Given problem: Beneath this task is a listing; retype all of it exactly.

++++

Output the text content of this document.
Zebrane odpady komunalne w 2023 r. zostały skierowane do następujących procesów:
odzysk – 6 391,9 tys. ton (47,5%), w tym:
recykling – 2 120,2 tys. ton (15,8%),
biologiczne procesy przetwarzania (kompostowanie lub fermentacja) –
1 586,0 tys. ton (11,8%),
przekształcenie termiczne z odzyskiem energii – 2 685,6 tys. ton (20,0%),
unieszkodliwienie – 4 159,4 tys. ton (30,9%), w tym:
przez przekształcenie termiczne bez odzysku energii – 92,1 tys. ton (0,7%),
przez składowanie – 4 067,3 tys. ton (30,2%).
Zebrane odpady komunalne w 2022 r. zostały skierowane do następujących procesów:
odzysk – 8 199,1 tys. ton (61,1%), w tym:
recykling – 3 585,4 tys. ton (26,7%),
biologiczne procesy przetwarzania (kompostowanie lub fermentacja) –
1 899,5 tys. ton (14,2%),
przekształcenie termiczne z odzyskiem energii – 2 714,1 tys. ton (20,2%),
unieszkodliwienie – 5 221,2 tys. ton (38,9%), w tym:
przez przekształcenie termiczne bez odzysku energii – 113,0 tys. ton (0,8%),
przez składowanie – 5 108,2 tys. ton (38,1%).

++++

The answer:
Output the text content of this document.
Zebrane odpady komunalne w 2023 r. zostały skierowane do następujących procesów:
odzysk – 6 391,9 tys. ton (47,5%), w tym:
recykling – 2 120,2 tys. ton (15,8%),
biologiczne procesy przetwarzania (kompostowanie lub fermentacja) –
1 586,0 tys. ton (11,8%),
przekształcenie termiczne z odzyskiem energii – 2 685,6 tys. ton (20,0%),
unieszkodliwienie – 4 159,4 tys. ton (30,9%), w tym:
przez przekształcenie termiczne bez odzysku energii – 92,1 tys. ton (0,7%),
przez składowanie – 4 067,3 tys. ton (30,2%).
Zebrane odpady komunalne w 2022 r. zostały skierowane do następujących procesów:
odzysk – 8 199,1 tys. ton (61,1%), w tym:
recykling – 3 585,4 tys. ton (26,7%),
biologiczne procesy przetwarzania (kompostowanie lub fermentacja) –
1 899,5 tys. ton (14,2%),
przekształcenie termiczne z odzyskiem energii – 2 714,1 tys. ton (20,2%),
unieszkodliwienie – 5 221,2 tys. ton (38,9%), w tym:
przez przekształcenie termiczne bez odzysku energii – 113,0 tys. ton (0,8%),
przez składowanie – 5 108,2 tys. ton (38,1%).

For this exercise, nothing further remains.